■ Directions for this task ■
Reproduce the stretch of material from its start through the line containing "window-titlebar: makewpfast.com/blog xyxy=(61,49,1140,90)", swapping "screenshot" for "capture" and leaving everything else unchanged.

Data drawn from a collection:
----

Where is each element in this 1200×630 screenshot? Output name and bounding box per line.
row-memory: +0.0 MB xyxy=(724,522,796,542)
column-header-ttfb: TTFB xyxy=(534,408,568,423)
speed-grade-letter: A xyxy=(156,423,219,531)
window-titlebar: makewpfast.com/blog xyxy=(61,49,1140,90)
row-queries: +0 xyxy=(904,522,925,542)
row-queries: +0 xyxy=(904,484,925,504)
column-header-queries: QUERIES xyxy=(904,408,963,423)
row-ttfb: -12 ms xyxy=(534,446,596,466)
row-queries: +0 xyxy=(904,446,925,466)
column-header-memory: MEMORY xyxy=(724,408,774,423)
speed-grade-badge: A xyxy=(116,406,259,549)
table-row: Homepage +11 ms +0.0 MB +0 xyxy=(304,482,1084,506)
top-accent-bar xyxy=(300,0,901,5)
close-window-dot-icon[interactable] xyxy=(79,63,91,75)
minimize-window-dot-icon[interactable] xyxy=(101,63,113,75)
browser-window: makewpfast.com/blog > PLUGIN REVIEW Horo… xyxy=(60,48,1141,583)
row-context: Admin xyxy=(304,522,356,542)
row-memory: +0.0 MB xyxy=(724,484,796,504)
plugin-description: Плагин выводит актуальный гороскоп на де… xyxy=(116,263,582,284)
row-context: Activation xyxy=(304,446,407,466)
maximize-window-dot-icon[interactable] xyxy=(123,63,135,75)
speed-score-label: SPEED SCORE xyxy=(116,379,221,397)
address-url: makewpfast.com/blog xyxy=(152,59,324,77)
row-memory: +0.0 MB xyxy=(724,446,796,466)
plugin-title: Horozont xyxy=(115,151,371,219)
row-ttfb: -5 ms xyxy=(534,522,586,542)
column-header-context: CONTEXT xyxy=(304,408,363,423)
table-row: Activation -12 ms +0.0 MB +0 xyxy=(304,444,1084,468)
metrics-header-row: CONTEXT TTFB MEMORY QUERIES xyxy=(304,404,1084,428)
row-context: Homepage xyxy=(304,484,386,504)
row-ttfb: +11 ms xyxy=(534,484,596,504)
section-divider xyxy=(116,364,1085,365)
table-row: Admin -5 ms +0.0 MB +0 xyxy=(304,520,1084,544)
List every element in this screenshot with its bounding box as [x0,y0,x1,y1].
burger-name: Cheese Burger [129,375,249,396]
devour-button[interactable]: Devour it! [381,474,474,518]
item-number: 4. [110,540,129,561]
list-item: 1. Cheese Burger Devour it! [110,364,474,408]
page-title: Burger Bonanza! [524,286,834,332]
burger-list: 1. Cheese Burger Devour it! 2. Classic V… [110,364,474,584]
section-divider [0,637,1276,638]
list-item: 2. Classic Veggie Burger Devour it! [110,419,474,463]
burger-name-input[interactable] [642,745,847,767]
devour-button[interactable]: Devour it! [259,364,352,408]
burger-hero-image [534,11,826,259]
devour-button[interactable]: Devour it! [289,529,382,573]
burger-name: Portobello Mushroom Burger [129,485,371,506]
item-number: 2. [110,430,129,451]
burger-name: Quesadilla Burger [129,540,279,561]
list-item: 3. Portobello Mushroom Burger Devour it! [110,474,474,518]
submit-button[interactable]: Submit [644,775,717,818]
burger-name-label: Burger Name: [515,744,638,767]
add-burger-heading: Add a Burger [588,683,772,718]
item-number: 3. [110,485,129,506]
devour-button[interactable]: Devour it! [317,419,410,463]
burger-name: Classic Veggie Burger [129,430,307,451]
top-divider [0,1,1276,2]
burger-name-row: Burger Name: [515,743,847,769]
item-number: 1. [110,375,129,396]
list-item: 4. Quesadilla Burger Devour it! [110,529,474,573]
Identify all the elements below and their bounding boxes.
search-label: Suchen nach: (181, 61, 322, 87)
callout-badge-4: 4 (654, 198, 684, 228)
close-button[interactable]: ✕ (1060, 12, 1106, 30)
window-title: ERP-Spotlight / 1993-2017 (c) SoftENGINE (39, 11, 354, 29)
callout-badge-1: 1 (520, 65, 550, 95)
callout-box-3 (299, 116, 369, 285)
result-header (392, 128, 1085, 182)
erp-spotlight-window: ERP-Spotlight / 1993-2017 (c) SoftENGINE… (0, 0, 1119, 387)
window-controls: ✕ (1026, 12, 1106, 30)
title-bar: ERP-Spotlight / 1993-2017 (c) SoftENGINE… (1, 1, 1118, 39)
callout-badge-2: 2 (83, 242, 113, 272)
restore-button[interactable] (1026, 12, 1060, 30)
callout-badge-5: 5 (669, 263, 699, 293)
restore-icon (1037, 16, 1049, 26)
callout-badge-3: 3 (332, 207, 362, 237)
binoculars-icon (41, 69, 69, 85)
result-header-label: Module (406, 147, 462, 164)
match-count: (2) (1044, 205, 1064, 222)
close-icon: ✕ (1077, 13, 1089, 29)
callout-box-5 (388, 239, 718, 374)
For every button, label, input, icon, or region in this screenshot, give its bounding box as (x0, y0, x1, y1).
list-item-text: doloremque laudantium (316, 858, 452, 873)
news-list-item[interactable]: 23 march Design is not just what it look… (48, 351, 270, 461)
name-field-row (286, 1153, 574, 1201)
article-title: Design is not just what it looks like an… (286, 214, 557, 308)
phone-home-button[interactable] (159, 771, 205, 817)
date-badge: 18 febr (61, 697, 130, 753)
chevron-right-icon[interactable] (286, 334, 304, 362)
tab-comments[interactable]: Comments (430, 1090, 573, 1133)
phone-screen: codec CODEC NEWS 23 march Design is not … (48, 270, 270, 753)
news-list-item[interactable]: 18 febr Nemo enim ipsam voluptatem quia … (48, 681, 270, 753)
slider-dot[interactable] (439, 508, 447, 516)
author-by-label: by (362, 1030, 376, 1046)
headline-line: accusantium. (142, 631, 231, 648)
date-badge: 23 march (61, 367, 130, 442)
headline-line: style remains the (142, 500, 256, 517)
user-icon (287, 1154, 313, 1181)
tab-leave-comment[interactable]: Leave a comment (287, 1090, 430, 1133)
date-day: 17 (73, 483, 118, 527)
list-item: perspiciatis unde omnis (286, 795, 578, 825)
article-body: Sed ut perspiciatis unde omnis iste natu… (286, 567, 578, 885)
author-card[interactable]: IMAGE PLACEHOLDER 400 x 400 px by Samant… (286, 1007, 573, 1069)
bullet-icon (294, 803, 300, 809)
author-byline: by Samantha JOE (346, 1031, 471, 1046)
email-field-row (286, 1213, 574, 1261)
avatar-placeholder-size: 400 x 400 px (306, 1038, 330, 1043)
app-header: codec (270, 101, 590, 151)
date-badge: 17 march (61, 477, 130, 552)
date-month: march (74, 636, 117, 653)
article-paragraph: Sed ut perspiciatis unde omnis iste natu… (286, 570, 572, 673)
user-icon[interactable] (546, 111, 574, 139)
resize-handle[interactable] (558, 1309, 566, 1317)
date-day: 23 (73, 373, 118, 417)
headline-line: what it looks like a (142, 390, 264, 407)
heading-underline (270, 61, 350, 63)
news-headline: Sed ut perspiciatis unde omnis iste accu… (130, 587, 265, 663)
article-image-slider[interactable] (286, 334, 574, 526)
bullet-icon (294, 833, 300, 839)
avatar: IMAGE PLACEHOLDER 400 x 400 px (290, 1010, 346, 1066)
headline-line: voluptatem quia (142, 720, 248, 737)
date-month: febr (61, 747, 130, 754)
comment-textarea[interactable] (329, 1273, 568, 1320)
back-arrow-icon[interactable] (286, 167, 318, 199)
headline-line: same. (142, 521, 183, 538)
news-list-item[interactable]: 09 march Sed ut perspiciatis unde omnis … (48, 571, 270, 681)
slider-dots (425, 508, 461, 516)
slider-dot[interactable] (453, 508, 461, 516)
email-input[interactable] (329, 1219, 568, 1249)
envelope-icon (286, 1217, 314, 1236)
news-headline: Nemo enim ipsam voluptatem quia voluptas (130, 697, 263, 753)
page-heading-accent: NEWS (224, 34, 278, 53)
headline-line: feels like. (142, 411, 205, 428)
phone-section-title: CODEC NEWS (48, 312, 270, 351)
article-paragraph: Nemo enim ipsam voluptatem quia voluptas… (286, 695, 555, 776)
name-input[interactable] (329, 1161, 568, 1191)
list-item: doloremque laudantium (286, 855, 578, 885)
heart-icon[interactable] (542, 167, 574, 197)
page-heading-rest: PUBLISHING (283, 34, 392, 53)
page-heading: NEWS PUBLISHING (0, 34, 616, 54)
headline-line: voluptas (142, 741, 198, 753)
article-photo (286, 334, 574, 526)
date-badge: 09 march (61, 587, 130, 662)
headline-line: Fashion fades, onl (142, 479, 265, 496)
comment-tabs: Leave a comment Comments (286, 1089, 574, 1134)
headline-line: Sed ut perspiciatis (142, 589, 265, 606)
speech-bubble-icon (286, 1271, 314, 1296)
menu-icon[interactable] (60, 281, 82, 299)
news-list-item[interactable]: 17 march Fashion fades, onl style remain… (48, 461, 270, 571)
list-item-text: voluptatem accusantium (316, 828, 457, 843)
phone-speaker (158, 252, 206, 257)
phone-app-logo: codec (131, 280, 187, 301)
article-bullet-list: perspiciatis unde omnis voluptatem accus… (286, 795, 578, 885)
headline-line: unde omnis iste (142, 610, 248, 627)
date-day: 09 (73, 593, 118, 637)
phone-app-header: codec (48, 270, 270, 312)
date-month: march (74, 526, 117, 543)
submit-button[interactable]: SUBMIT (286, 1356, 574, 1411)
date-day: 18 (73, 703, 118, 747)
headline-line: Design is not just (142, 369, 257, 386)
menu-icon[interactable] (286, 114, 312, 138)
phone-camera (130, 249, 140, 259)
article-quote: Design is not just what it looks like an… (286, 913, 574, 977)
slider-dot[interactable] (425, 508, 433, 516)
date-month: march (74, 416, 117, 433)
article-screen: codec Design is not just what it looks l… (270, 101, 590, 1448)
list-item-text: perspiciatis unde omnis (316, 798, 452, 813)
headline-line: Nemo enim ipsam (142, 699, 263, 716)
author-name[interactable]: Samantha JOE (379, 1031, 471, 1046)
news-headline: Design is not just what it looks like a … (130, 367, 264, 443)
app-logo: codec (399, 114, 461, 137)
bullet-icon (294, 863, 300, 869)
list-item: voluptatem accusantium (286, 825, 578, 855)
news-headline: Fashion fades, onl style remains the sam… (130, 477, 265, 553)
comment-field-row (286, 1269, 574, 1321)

----

■ Written response ■
Where is each element in this 1200×630 capture? Output name and bounding box per line.
row-memory: +0.0 MB xyxy=(724,522,796,542)
column-header-ttfb: TTFB xyxy=(534,408,568,423)
speed-grade-letter: A xyxy=(156,423,219,531)
window-titlebar: makewpfast.com/blog xyxy=(61,49,1140,90)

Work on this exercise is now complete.